#### Records supplied
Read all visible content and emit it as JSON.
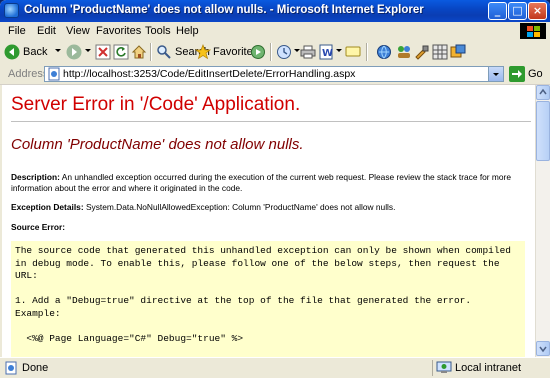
{
  "window": {
    "title": "Column 'ProductName' does not allow nulls. - Microsoft Internet Explorer"
  },
  "menu": [
    "File",
    "Edit",
    "View",
    "Favorites",
    "Tools",
    "Help"
  ],
  "toolbar": {
    "back": "Back",
    "search": "Search",
    "favorites": "Favorites"
  },
  "address": {
    "label": "Address",
    "url": "http://localhost:3253/Code/EditInsertDelete/ErrorHandling.aspx",
    "go": "Go"
  },
  "page": {
    "heading": "Server Error in '/Code' Application.",
    "error_title": "Column 'ProductName' does not allow nulls.",
    "description_label": "Description:",
    "description_line1": "An unhandled exception occurred during the execution of the current web request. Please review the stack trace for more",
    "description_line2": "information about the error and where it originated in the code.",
    "exception_label": "Exception Details:",
    "exception_text": "System.Data.NoNullAllowedException: Column 'ProductName' does not allow nulls.",
    "source_label": "Source Error:",
    "code_lines": [
      "The source code that generated this unhandled exception can only be shown when compiled",
      "in debug mode. To enable this, please follow one of the below steps, then request the",
      "URL:",
      "",
      "1. Add a \"Debug=true\" directive at the top of the file that generated the error.",
      "Example:",
      "",
      "  <%@ Page Language=\"C#\" Debug=\"true\" %>"
    ]
  },
  "status": {
    "text": "Done",
    "zone": "Local intranet"
  },
  "colors": {
    "heading": "#d00000",
    "error_title": "#800000",
    "code_bg": "#ffffcc"
  }
}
########
= Goal of the exercise =
Using the listing above, pull out all lines that hold the word "heading".

= Task answer =
    "heading": "Server Error in '/Code' Application.",
    "heading": "#d00000",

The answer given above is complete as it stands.